In the listing below, locate the lines that hold the string "after". Copy those lines.

Start of ENTRIES SHOWN

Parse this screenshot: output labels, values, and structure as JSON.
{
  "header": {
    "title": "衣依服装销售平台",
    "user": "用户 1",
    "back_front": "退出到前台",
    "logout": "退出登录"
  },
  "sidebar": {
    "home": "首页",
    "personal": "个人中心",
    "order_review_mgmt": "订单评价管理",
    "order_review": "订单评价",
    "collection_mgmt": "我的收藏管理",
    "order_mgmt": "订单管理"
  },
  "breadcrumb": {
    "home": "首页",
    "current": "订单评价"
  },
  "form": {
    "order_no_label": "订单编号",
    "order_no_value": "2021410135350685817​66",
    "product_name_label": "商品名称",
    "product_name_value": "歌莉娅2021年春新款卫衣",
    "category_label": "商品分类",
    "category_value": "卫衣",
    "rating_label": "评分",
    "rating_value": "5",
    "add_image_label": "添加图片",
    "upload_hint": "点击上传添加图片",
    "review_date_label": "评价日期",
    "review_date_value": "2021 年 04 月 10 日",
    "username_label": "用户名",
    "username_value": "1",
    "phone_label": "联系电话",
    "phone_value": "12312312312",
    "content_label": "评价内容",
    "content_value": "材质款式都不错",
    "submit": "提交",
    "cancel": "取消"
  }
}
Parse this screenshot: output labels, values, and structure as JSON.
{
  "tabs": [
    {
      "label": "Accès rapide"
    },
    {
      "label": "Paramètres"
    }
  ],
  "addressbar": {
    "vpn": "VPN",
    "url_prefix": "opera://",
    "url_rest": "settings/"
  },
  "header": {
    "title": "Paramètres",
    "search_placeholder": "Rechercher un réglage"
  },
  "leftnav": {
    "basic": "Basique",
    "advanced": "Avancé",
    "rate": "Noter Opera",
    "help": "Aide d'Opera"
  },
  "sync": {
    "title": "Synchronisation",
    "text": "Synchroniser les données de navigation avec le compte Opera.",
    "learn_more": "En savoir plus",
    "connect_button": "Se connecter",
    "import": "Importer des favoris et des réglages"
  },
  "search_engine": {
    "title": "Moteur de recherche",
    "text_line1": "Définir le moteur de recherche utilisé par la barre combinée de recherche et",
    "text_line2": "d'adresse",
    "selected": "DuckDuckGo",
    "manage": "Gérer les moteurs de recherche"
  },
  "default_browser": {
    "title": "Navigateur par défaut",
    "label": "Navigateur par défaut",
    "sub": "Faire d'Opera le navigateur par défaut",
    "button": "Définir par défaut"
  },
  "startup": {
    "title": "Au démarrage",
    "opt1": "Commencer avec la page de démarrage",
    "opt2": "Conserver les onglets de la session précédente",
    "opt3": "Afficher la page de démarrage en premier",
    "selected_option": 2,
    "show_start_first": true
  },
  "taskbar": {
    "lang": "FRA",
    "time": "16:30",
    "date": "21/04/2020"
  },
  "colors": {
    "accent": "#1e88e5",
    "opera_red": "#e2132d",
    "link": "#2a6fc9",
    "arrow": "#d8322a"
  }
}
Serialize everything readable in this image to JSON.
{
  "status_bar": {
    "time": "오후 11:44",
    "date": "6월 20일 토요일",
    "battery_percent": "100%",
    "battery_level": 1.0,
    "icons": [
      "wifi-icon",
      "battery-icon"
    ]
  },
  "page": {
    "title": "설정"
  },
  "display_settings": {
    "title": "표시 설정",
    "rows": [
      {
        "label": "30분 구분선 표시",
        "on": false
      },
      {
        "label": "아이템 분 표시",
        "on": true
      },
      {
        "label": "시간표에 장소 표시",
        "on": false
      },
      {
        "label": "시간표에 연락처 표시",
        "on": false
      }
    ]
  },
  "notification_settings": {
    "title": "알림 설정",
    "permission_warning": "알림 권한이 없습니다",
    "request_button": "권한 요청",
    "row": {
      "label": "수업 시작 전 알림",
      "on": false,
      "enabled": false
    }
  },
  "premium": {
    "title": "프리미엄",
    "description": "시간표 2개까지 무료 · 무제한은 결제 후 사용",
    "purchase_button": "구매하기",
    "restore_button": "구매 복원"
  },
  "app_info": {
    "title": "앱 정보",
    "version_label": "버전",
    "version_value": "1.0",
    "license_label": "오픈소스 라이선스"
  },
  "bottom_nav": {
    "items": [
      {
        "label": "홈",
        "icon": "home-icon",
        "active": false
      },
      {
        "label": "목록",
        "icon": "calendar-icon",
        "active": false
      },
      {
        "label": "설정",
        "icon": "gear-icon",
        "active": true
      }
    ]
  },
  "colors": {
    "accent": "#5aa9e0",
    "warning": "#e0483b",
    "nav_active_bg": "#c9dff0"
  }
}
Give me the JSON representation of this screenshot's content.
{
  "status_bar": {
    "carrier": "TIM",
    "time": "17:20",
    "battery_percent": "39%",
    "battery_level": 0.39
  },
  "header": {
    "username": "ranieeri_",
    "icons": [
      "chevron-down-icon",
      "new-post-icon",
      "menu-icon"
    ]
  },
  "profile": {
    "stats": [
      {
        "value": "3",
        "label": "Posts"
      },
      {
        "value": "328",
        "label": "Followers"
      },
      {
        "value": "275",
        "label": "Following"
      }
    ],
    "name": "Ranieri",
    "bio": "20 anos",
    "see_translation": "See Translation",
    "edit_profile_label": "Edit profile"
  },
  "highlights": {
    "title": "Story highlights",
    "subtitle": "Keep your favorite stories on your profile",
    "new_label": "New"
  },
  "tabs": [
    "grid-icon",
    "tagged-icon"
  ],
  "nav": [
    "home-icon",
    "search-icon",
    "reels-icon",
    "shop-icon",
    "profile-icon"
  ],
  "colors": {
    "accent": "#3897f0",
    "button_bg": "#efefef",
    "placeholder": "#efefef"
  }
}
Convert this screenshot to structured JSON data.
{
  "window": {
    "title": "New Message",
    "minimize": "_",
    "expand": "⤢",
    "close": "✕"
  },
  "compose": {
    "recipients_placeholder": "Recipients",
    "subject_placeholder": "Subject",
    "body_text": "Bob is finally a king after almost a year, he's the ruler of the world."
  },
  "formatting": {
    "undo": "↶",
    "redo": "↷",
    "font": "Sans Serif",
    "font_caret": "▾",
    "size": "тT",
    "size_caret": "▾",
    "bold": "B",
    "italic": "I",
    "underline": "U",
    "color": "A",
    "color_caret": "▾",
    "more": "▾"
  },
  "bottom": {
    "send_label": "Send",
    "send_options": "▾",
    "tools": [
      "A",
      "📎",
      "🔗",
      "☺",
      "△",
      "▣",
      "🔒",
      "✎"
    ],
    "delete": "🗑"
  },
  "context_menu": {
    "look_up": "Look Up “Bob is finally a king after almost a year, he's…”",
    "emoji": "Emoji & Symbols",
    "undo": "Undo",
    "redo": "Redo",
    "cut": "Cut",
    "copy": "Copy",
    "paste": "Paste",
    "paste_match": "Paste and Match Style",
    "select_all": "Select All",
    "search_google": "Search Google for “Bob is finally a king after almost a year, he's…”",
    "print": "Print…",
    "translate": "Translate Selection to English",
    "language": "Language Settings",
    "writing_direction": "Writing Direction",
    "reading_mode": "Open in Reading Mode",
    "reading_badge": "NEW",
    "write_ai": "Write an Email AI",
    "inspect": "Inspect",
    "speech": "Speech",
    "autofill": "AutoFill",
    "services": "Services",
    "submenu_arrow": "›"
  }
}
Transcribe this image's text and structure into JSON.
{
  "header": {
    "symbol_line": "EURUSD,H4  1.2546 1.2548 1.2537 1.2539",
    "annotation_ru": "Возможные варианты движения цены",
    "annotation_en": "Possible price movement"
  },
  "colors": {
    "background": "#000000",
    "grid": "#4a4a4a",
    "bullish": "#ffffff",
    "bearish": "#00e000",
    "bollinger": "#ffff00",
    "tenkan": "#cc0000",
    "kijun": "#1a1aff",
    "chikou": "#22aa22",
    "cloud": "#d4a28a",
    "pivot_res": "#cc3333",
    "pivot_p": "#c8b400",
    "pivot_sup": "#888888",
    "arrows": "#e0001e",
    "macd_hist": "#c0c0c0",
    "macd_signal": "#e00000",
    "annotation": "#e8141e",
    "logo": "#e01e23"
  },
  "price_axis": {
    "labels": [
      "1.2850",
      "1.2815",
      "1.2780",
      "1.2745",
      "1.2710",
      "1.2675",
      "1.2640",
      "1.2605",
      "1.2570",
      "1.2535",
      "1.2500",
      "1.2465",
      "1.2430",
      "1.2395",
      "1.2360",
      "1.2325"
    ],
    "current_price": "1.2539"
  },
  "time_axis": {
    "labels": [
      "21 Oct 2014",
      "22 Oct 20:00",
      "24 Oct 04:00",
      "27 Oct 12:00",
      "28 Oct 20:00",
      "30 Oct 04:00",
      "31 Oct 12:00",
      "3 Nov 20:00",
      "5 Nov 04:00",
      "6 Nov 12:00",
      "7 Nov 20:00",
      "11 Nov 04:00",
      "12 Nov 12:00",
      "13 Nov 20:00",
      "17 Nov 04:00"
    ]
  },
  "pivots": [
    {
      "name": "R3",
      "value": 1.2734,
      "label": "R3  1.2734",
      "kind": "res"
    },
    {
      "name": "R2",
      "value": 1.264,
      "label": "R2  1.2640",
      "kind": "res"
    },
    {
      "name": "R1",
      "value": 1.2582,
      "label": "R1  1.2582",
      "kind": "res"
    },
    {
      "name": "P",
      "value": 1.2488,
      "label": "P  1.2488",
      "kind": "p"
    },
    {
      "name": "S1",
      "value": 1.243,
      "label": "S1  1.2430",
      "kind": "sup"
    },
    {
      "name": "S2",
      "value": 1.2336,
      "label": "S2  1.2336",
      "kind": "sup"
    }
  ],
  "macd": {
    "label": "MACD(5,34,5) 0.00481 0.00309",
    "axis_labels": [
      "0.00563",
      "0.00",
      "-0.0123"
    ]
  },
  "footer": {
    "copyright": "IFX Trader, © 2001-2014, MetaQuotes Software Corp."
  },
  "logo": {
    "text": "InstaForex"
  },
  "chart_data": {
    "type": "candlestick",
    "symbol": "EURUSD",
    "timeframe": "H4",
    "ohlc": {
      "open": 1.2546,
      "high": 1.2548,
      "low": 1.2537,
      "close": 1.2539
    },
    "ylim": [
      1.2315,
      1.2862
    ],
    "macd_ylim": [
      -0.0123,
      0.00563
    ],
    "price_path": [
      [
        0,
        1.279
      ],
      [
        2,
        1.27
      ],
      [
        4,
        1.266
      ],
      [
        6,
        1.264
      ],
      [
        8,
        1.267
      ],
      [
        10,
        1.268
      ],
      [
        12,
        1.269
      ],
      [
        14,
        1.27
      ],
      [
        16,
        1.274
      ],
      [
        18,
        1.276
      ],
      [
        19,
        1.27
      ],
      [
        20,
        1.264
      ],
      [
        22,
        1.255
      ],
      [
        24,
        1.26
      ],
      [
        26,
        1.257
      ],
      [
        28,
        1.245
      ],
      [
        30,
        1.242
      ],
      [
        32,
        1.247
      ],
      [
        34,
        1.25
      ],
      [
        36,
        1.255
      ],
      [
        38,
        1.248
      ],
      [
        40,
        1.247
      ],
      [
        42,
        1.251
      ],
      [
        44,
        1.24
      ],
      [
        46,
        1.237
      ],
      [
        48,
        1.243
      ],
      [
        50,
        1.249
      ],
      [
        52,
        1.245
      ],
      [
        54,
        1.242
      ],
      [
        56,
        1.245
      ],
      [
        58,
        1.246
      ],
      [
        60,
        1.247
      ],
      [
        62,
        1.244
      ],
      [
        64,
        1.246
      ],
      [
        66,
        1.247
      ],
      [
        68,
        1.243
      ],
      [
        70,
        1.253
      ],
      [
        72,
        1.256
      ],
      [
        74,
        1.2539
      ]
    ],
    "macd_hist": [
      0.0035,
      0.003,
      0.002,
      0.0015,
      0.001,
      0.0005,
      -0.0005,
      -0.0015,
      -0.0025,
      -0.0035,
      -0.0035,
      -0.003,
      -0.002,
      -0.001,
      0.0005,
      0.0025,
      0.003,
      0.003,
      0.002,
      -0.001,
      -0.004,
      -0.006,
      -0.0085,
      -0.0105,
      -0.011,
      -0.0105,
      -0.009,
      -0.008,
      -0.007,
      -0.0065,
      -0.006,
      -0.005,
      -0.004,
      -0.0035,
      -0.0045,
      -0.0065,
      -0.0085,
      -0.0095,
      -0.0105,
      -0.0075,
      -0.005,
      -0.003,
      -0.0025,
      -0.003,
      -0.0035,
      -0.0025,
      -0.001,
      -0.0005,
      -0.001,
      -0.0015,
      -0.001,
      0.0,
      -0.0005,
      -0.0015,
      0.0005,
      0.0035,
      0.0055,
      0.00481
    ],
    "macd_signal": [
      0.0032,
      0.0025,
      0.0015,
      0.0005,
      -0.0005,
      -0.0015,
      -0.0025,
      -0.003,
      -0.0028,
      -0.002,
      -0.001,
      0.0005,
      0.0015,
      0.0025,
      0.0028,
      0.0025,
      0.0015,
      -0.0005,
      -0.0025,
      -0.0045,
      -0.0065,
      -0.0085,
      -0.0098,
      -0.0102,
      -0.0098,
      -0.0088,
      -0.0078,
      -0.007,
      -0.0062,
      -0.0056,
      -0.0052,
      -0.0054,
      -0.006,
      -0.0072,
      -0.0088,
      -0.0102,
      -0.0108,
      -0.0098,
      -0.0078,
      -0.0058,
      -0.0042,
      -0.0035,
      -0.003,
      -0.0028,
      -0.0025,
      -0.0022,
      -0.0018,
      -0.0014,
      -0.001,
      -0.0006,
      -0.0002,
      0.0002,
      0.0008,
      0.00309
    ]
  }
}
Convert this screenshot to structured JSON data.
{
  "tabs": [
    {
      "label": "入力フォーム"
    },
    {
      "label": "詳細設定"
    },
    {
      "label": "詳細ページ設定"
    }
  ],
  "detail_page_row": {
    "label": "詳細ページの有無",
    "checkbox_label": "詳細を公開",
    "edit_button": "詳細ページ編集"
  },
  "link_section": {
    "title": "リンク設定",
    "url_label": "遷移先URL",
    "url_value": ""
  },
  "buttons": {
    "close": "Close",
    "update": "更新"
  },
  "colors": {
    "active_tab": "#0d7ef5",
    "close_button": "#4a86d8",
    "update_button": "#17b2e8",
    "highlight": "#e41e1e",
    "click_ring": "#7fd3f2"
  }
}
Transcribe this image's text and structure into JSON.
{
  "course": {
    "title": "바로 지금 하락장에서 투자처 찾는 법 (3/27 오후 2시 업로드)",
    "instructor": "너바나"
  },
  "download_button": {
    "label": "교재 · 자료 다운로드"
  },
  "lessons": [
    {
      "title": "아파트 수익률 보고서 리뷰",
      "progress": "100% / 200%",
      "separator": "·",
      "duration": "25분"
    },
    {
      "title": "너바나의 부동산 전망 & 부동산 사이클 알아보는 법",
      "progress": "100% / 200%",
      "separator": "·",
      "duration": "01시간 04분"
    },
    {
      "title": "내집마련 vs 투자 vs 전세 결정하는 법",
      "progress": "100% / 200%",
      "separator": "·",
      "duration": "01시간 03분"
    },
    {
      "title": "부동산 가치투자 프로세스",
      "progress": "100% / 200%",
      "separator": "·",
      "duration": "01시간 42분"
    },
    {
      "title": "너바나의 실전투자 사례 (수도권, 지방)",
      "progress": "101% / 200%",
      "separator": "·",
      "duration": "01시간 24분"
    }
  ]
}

End of ENTRIES SHOWN

> _EXERCISE ANSWER_:
    "body_text": "Bob is finally a king after almost a year, he's the ruler of the world."
    "look_up": "Look Up “Bob is finally a king after almost a year, he's…”",
    "search_google": "Search Google for “Bob is finally a king after almost a year, he's…”",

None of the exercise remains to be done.